═════ EXERCISE INPUTS ═════

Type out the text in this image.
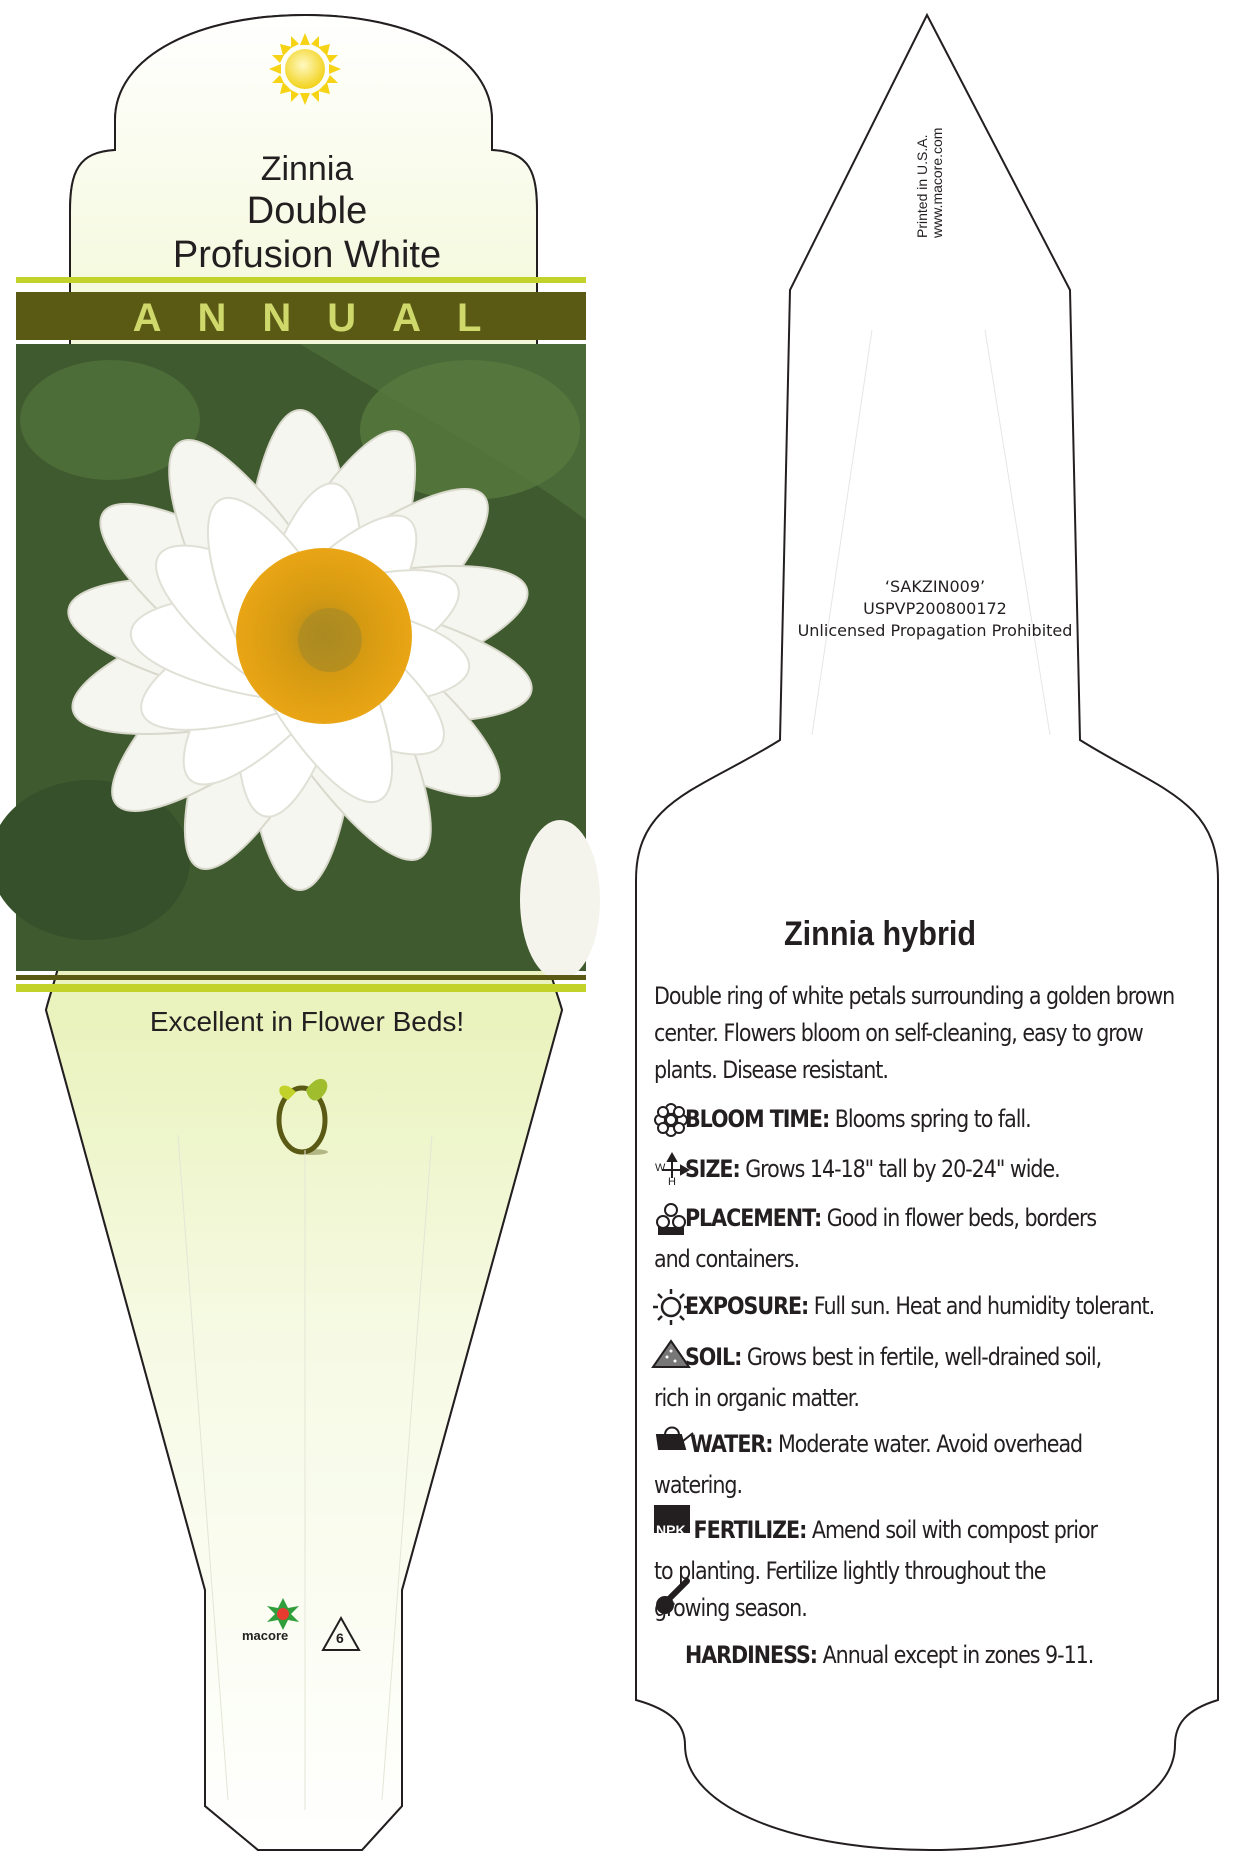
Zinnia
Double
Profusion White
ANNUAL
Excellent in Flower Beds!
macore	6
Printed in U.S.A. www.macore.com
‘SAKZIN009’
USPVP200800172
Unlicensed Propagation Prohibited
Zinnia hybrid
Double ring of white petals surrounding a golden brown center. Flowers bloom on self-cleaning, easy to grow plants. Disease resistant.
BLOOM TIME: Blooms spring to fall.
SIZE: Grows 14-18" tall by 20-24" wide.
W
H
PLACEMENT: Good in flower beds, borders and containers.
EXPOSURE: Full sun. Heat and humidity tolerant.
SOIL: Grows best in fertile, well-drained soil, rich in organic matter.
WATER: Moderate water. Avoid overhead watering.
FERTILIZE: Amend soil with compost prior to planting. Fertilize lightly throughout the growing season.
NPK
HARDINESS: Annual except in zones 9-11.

═════
═════ EXERCISE INPUTS ═════

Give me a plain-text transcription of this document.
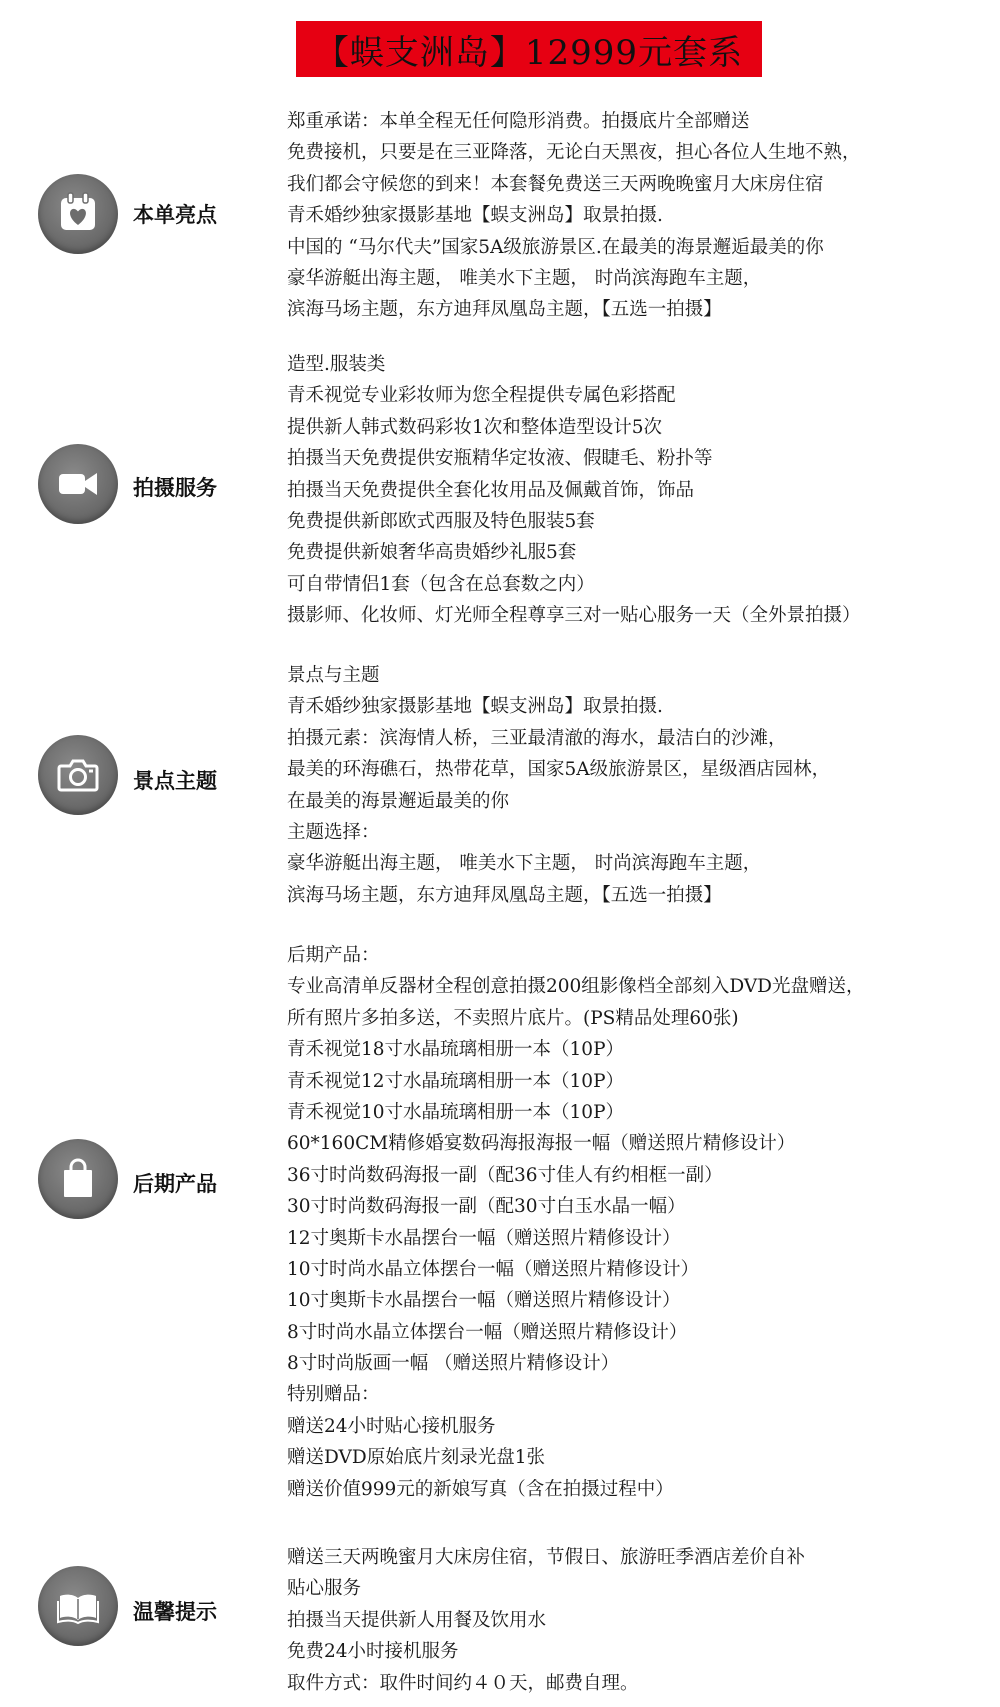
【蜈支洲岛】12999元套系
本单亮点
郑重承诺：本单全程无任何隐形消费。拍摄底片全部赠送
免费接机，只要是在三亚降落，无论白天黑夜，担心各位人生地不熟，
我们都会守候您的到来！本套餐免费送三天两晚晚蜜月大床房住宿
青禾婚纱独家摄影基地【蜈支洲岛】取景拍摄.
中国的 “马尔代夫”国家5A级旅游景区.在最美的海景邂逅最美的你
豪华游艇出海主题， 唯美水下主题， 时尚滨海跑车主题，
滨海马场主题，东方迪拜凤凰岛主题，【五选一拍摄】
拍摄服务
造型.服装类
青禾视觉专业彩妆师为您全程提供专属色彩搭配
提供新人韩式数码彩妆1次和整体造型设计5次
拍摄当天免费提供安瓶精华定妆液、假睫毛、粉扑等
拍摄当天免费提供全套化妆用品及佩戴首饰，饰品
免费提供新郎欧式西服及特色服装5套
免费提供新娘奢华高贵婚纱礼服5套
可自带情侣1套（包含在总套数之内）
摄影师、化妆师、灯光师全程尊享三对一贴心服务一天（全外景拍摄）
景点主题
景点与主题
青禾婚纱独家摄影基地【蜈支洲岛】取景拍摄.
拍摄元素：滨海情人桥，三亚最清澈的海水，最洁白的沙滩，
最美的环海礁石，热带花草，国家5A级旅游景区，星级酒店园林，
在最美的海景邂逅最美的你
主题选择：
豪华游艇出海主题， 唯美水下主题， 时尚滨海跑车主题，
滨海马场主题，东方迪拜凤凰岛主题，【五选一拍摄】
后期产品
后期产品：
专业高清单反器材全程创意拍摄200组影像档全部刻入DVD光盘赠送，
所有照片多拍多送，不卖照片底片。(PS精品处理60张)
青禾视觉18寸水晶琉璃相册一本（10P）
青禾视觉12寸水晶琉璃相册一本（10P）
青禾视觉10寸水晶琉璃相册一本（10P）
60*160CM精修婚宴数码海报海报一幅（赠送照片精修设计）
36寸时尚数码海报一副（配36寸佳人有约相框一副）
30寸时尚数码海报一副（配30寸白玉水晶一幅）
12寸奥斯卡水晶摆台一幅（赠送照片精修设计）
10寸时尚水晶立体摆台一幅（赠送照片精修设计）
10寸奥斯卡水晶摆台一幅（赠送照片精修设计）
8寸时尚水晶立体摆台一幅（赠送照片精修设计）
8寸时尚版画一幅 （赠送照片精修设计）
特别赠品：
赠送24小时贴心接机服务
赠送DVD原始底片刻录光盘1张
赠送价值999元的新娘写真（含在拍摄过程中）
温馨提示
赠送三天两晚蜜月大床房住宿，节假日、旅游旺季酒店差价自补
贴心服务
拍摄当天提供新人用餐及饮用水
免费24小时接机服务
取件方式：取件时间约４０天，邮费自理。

═════
═════ EXERCISE INPUTS ═════

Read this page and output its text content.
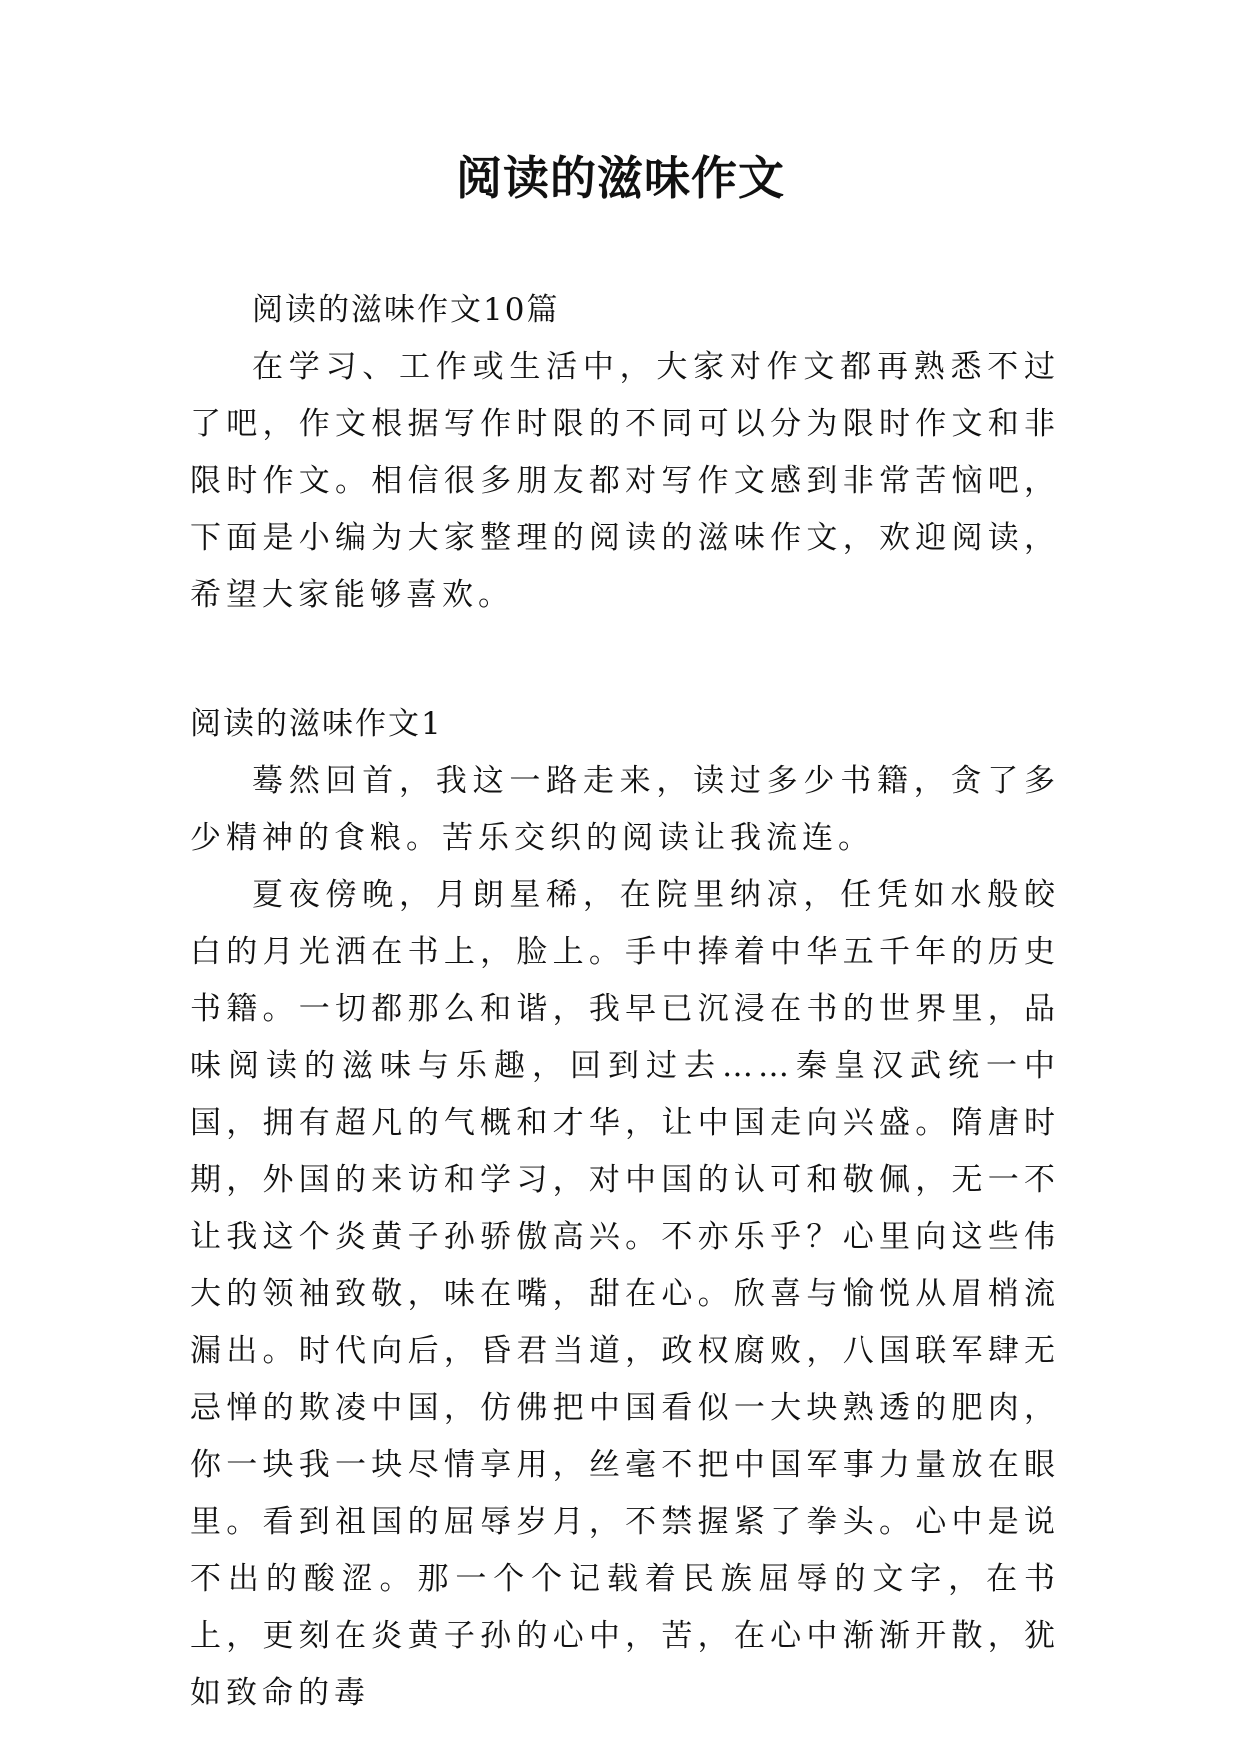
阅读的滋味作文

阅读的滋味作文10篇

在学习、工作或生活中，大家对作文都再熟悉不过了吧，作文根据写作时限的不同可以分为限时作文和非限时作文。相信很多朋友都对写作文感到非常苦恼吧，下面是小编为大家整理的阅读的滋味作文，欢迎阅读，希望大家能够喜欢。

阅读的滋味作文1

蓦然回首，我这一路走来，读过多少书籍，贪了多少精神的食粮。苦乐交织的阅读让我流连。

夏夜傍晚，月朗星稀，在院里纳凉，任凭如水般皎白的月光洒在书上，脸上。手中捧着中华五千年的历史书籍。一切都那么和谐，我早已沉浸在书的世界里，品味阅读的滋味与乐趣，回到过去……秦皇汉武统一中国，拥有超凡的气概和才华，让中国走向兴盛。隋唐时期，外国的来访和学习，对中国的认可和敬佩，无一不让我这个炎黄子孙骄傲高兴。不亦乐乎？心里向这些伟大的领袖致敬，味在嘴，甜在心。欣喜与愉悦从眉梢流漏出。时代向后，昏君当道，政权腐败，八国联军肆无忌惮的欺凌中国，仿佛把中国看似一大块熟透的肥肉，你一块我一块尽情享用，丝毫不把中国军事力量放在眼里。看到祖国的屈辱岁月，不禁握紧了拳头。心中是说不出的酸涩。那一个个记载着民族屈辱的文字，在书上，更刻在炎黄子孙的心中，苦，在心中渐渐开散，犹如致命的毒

═════

» **THE EXERCISE**: Looking at the data above, show all lines where the word "Grows" occurs.

» **IN RESPONSE**:
SIZE: Grows 14-18" tall by 20-24" wide.
SOIL: Grows best in fertile, well-drained soil, rich in organic matter.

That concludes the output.